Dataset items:
§
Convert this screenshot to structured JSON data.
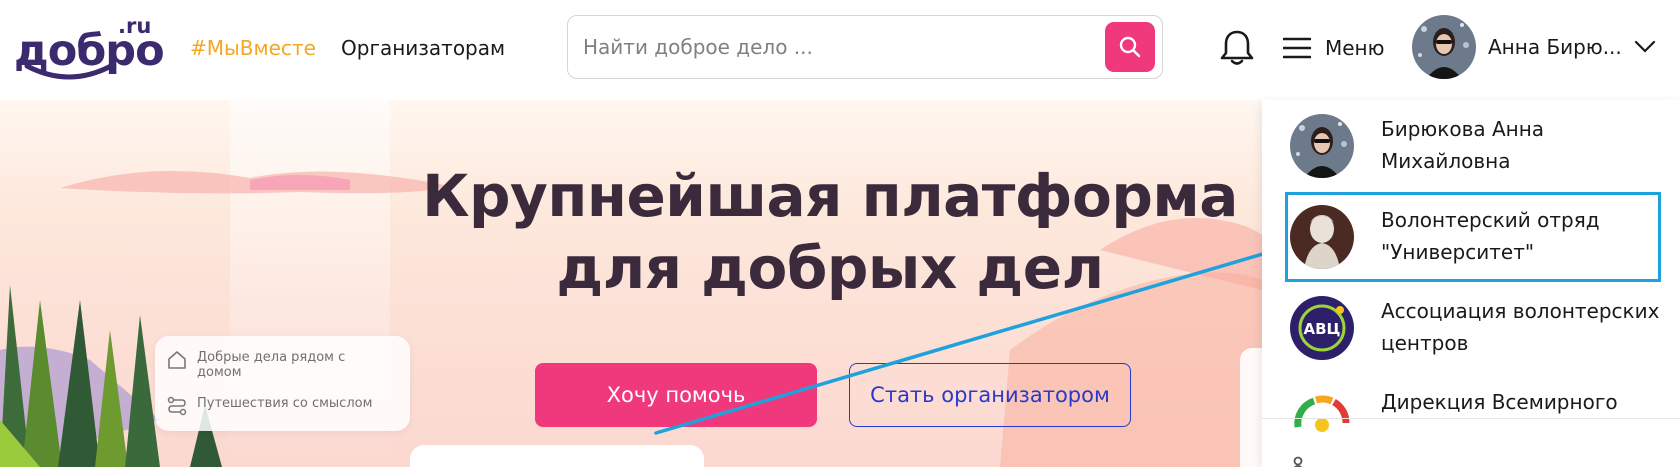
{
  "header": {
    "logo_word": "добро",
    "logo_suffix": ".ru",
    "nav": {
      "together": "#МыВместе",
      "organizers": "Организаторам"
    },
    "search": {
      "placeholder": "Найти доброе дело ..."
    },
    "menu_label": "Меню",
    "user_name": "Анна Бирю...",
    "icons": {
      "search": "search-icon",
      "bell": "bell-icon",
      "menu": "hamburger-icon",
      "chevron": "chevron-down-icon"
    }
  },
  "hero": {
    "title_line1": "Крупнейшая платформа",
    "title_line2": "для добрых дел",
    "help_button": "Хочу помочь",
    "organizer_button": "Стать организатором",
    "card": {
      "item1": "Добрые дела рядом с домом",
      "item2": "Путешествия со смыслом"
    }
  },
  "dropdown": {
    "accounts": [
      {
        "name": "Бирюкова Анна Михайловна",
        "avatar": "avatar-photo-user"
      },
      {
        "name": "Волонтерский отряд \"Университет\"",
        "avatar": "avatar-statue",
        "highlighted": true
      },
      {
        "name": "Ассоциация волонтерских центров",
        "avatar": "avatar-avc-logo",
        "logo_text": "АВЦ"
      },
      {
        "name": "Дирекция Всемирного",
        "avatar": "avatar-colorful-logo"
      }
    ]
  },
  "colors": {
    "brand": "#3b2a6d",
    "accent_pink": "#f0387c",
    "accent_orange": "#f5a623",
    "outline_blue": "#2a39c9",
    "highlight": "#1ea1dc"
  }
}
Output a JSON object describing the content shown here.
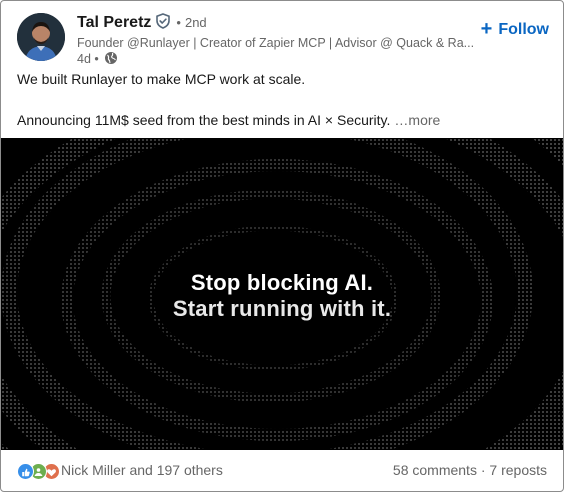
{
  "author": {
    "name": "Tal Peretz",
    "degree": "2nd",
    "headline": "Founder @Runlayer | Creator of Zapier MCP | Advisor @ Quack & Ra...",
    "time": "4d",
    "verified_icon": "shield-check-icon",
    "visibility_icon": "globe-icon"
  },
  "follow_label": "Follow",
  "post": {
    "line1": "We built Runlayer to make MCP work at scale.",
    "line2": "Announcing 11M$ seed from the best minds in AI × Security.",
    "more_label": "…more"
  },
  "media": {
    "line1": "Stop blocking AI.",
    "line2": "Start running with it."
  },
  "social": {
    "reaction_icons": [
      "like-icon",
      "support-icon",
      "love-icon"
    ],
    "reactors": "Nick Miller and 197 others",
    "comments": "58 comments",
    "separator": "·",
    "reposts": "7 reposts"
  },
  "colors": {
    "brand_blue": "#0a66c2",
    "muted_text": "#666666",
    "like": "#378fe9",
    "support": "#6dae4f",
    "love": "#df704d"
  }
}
§
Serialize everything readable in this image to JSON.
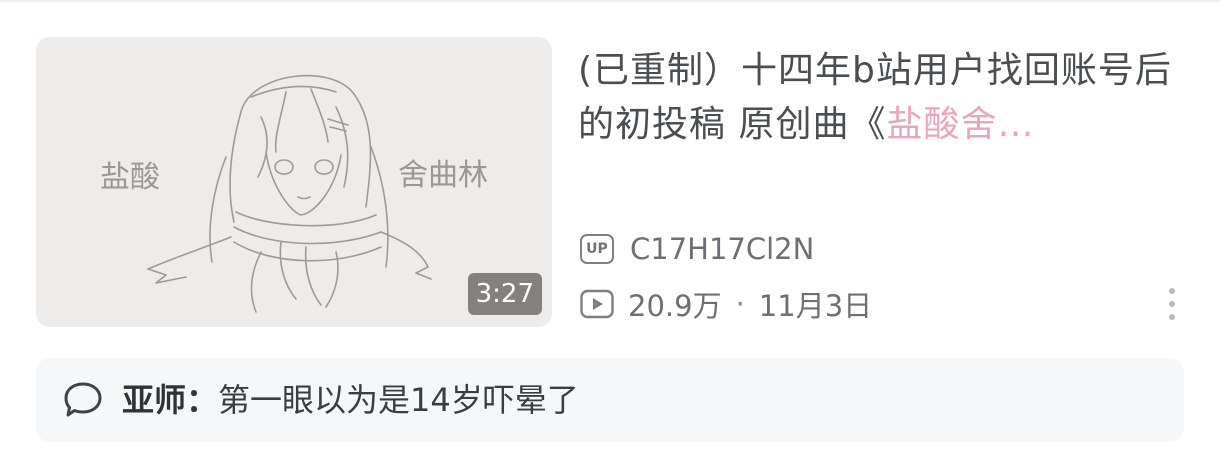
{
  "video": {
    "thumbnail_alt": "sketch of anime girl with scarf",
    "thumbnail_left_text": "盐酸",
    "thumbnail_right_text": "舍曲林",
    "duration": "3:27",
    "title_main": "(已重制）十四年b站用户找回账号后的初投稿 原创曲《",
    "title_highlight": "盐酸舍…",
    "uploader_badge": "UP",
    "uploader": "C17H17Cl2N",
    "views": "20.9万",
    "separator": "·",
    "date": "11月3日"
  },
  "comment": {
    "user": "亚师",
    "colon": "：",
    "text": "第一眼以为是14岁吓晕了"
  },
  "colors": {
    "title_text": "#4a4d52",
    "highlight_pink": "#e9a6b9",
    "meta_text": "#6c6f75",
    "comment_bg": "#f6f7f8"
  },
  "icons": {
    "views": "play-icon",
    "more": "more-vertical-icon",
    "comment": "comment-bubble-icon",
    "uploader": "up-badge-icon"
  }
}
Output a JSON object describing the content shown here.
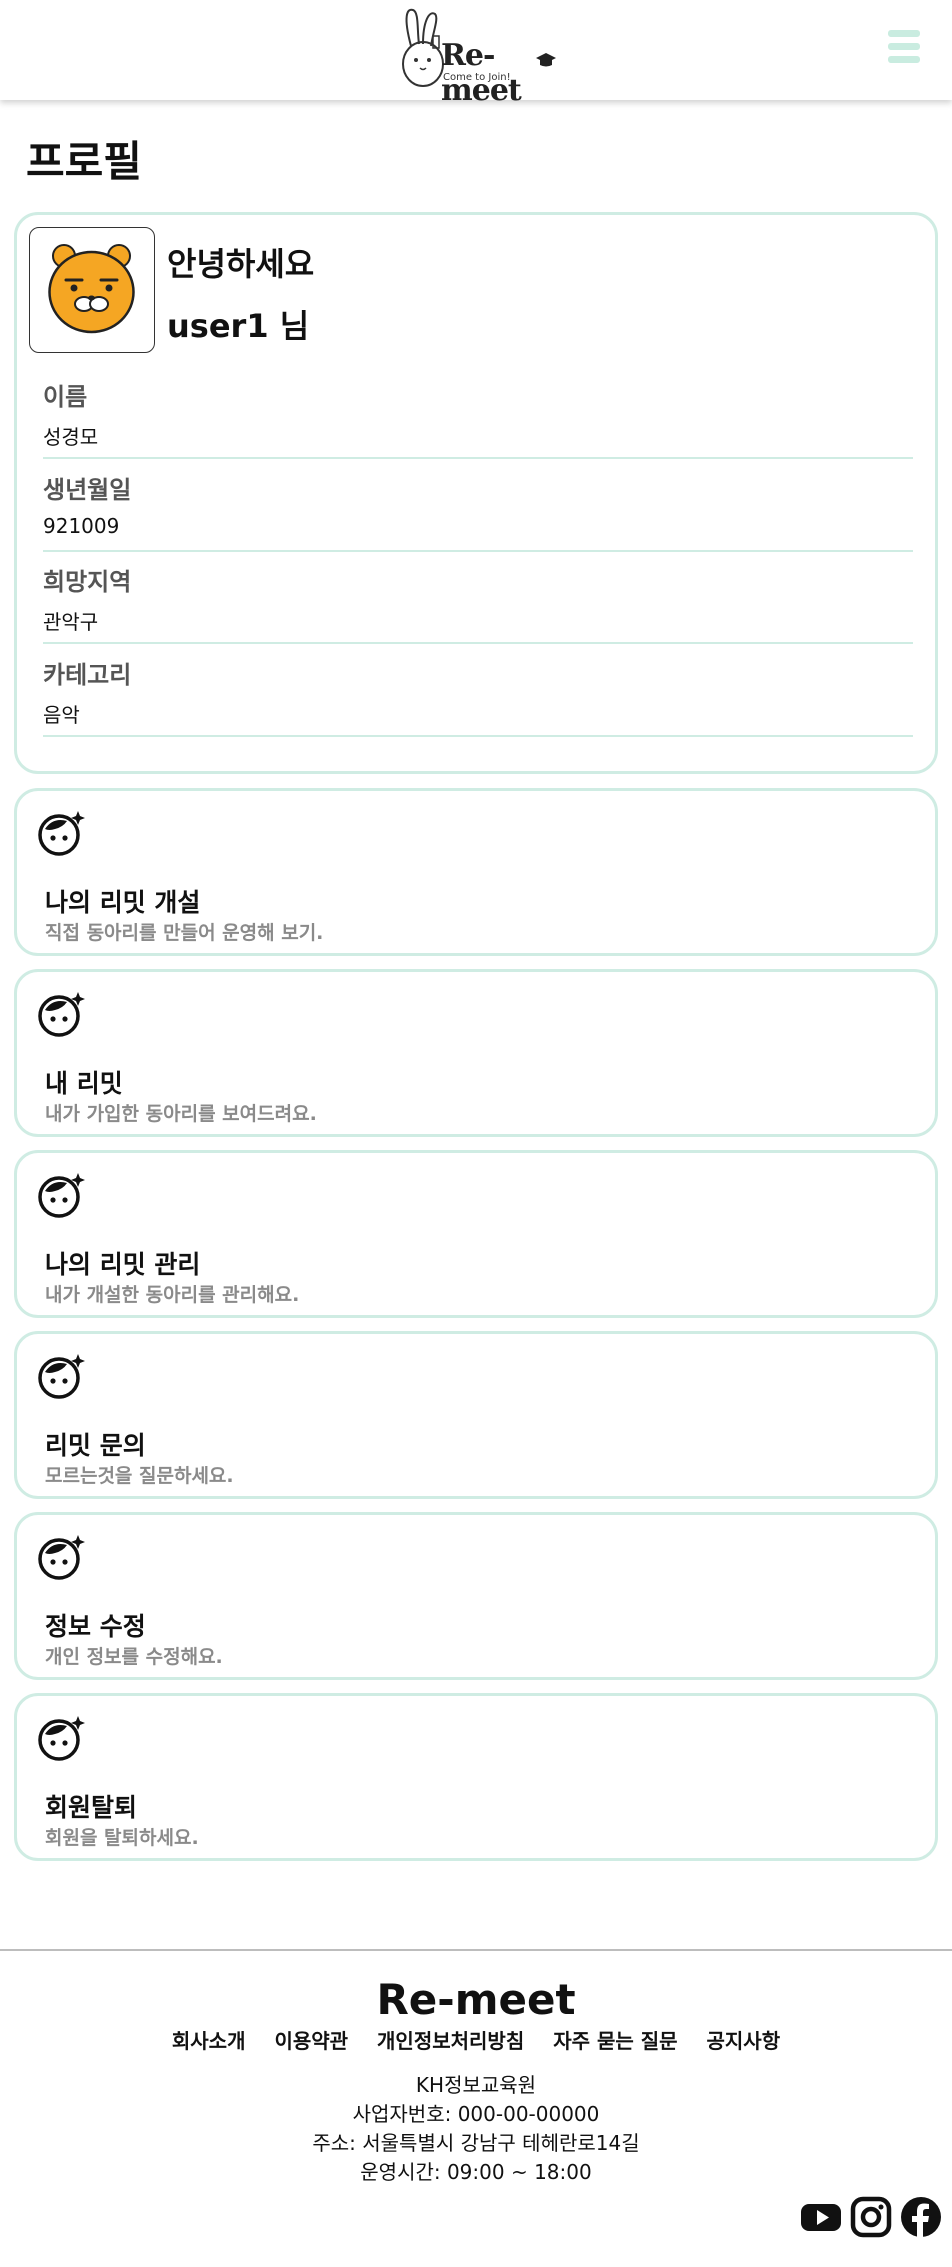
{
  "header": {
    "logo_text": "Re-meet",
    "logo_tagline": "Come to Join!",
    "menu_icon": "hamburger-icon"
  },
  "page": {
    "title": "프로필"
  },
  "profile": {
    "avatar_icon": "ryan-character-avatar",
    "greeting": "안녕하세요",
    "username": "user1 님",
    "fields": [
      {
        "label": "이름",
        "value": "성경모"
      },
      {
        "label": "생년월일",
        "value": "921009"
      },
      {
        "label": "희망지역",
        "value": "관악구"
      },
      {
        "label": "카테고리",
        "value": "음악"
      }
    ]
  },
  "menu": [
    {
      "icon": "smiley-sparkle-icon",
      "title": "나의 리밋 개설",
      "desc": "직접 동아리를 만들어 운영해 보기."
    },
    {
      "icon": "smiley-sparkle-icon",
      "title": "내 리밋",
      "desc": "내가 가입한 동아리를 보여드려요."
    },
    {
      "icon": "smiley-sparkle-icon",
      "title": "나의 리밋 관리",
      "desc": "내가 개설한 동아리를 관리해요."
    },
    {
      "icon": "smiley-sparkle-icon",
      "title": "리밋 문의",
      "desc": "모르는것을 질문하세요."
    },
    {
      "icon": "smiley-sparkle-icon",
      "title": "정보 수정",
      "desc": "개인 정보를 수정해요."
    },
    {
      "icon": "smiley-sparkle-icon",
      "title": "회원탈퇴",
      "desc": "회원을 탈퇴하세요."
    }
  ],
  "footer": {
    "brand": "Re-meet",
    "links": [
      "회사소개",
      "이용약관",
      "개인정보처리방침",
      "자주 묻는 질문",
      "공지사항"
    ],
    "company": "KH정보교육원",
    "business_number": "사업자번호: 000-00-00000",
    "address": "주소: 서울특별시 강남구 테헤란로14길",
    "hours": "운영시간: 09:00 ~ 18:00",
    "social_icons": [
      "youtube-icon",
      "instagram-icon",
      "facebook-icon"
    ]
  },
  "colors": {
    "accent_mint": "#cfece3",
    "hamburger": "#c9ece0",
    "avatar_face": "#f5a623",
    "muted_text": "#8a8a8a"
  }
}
§
Task: Find all lines where the word "with" appears. Copy them.

Result below:
    "line2": "Start running with it."
    "thumbnail_alt": "sketch of anime girl with scarf",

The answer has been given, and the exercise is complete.